> **What this task involves**
Every entry must be copied word for word.

> **Records for the task**
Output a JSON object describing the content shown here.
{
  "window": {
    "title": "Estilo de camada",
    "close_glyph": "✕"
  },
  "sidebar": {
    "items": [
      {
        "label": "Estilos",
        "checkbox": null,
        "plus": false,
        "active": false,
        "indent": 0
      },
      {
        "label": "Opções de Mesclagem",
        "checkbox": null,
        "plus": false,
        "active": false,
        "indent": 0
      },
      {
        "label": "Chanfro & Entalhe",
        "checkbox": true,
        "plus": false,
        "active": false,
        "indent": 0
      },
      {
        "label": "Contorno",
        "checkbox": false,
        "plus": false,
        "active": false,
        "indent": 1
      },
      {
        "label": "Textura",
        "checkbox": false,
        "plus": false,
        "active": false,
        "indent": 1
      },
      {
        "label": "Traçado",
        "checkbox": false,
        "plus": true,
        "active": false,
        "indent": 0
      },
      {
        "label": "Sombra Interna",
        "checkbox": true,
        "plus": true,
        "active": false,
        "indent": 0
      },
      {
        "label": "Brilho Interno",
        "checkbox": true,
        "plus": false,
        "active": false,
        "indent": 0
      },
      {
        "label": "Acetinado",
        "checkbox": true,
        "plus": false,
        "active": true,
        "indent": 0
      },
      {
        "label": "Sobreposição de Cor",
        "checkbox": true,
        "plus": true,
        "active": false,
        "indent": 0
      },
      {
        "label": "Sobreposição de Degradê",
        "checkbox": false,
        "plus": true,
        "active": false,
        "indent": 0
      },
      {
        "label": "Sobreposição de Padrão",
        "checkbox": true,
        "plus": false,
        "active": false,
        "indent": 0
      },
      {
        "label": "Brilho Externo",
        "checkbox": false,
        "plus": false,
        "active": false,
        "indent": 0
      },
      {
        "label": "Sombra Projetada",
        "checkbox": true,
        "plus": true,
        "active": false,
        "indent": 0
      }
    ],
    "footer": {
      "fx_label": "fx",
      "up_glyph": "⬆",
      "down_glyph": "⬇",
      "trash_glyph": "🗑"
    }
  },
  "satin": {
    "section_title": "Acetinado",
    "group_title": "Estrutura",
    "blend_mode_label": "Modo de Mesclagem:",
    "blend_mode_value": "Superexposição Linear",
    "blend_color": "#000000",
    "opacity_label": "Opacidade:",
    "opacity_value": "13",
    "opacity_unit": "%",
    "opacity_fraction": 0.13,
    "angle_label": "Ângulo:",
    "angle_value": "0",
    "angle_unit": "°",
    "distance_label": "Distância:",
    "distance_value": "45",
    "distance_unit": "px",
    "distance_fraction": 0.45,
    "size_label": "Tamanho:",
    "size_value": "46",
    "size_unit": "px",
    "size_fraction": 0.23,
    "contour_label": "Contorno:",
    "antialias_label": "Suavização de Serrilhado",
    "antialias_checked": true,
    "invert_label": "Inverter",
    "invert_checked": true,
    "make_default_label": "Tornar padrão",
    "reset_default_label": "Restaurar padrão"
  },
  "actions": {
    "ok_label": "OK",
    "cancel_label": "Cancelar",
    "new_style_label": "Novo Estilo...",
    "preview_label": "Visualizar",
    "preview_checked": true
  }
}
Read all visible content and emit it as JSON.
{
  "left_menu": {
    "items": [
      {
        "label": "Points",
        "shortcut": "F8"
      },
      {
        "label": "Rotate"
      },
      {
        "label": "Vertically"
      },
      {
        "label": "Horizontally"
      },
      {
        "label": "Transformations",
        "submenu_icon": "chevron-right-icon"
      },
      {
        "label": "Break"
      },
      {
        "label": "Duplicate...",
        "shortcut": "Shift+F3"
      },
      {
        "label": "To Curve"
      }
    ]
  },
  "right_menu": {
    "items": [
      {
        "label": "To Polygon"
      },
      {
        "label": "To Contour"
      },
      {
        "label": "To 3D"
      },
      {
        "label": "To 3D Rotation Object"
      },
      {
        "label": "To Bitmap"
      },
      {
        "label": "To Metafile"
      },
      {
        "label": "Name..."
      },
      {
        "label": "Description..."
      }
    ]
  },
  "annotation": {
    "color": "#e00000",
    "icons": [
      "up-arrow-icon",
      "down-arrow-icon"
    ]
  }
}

> **Solved problem**
Output a JSON object describing the content shown here.
{
  "window": {
    "title": "Estilo de camada",
    "close_glyph": "✕"
  },
  "sidebar": {
    "items": [
      {
        "label": "Estilos",
        "checkbox": null,
        "plus": false,
        "active": false,
        "indent": 0
      },
      {
        "label": "Opções de Mesclagem",
        "checkbox": null,
        "plus": false,
        "active": false,
        "indent": 0
      },
      {
        "label": "Chanfro & Entalhe",
        "checkbox": true,
        "plus": false,
        "active": false,
        "indent": 0
      },
      {
        "label": "Contorno",
        "checkbox": false,
        "plus": false,
        "active": false,
        "indent": 1
      },
      {
        "label": "Textura",
        "checkbox": false,
        "plus": false,
        "active": false,
        "indent": 1
      },
      {
        "label": "Traçado",
        "checkbox": false,
        "plus": true,
        "active": false,
        "indent": 0
      },
      {
        "label": "Sombra Interna",
        "checkbox": true,
        "plus": true,
        "active": false,
        "indent": 0
      },
      {
        "label": "Brilho Interno",
        "checkbox": true,
        "plus": false,
        "active": false,
        "indent": 0
      },
      {
        "label": "Acetinado",
        "checkbox": true,
        "plus": false,
        "active": true,
        "indent": 0
      },
      {
        "label": "Sobreposição de Cor",
        "checkbox": true,
        "plus": true,
        "active": false,
        "indent": 0
      },
      {
        "label": "Sobreposição de Degradê",
        "checkbox": false,
        "plus": true,
        "active": false,
        "indent": 0
      },
      {
        "label": "Sobreposição de Padrão",
        "checkbox": true,
        "plus": false,
        "active": false,
        "indent": 0
      },
      {
        "label": "Brilho Externo",
        "checkbox": false,
        "plus": false,
        "active": false,
        "indent": 0
      },
      {
        "label": "Sombra Projetada",
        "checkbox": true,
        "plus": true,
        "active": false,
        "indent": 0
      }
    ],
    "footer": {
      "fx_label": "fx",
      "up_glyph": "⬆",
      "down_glyph": "⬇",
      "trash_glyph": "🗑"
    }
  },
  "satin": {
    "section_title": "Acetinado",
    "group_title": "Estrutura",
    "blend_mode_label": "Modo de Mesclagem:",
    "blend_mode_value": "Superexposição Linear",
    "blend_color": "#000000",
    "opacity_label": "Opacidade:",
    "opacity_value": "13",
    "opacity_unit": "%",
    "opacity_fraction": 0.13,
    "angle_label": "Ângulo:",
    "angle_value": "0",
    "angle_unit": "°",
    "distance_label": "Distância:",
    "distance_value": "45",
    "distance_unit": "px",
    "distance_fraction": 0.45,
    "size_label": "Tamanho:",
    "size_value": "46",
    "size_unit": "px",
    "size_fraction": 0.23,
    "contour_label": "Contorno:",
    "antialias_label": "Suavização de Serrilhado",
    "antialias_checked": true,
    "invert_label": "Inverter",
    "invert_checked": true,
    "make_default_label": "Tornar padrão",
    "reset_default_label": "Restaurar padrão"
  },
  "actions": {
    "ok_label": "OK",
    "cancel_label": "Cancelar",
    "new_style_label": "Novo Estilo...",
    "preview_label": "Visualizar",
    "preview_checked": true
  }
}
Read all visible content and emit it as JSON.
{
  "left_menu": {
    "items": [
      {
        "label": "Points",
        "shortcut": "F8"
      },
      {
        "label": "Rotate"
      },
      {
        "label": "Vertically"
      },
      {
        "label": "Horizontally"
      },
      {
        "label": "Transformations",
        "submenu_icon": "chevron-right-icon"
      },
      {
        "label": "Break"
      },
      {
        "label": "Duplicate...",
        "shortcut": "Shift+F3"
      },
      {
        "label": "To Curve"
      }
    ]
  },
  "right_menu": {
    "items": [
      {
        "label": "To Polygon"
      },
      {
        "label": "To Contour"
      },
      {
        "label": "To 3D"
      },
      {
        "label": "To 3D Rotation Object"
      },
      {
        "label": "To Bitmap"
      },
      {
        "label": "To Metafile"
      },
      {
        "label": "Name..."
      },
      {
        "label": "Description..."
      }
    ]
  },
  "annotation": {
    "color": "#e00000",
    "icons": [
      "up-arrow-icon",
      "down-arrow-icon"
    ]
  }
}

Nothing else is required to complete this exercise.